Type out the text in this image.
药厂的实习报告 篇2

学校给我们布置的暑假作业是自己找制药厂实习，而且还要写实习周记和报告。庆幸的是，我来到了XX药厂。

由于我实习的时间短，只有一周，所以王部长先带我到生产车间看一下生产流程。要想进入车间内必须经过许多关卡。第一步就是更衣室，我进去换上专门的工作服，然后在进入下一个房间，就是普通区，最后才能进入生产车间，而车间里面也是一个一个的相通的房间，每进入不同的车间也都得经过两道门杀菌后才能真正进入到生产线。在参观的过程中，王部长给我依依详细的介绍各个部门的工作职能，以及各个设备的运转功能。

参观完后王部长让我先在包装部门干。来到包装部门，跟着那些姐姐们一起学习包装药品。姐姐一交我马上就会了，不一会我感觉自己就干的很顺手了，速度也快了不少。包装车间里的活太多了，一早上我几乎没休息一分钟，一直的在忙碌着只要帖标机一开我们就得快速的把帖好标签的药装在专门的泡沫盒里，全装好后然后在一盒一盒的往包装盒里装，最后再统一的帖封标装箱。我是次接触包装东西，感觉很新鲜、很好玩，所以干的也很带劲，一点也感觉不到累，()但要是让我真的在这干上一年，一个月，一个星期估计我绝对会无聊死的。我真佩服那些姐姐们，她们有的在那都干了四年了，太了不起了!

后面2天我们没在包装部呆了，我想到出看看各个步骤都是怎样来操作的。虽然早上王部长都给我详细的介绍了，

_Given exercise_
Write the complete data out, exactly as above.

_Task answer_
Type out the text in this image.
药厂的实习报告 篇2

学校给我们布置的暑假作业是自己找制药厂实习，而且还要写实习周记和报告。庆幸的是，我来到了XX药厂。

由于我实习的时间短，只有一周，所以王部长先带我到生产车间看一下生产流程。要想进入车间内必须经过许多关卡。第一步就是更衣室，我进去换上专门的工作服，然后在进入下一个房间，就是普通区，最后才能进入生产车间，而车间里面也是一个一个的相通的房间，每进入不同的车间也都得经过两道门杀菌后才能真正进入到生产线。在参观的过程中，王部长给我依依详细的介绍各个部门的工作职能，以及各个设备的运转功能。

参观完后王部长让我先在包装部门干。来到包装部门，跟着那些姐姐们一起学习包装药品。姐姐一交我马上就会了，不一会我感觉自己就干的很顺手了，速度也快了不少。包装车间里的活太多了，一早上我几乎没休息一分钟，一直的在忙碌着只要帖标机一开我们就得快速的把帖好标签的药装在专门的泡沫盒里，全装好后然后在一盒一盒的往包装盒里装，最后再统一的帖封标装箱。我是次接触包装东西，感觉很新鲜、很好玩，所以干的也很带劲，一点也感觉不到累，()但要是让我真的在这干上一年，一个月，一个星期估计我绝对会无聊死的。我真佩服那些姐姐们，她们有的在那都干了四年了，太了不起了!

后面2天我们没在包装部呆了，我想到出看看各个步骤都是怎样来操作的。虽然早上王部长都给我详细的介绍了，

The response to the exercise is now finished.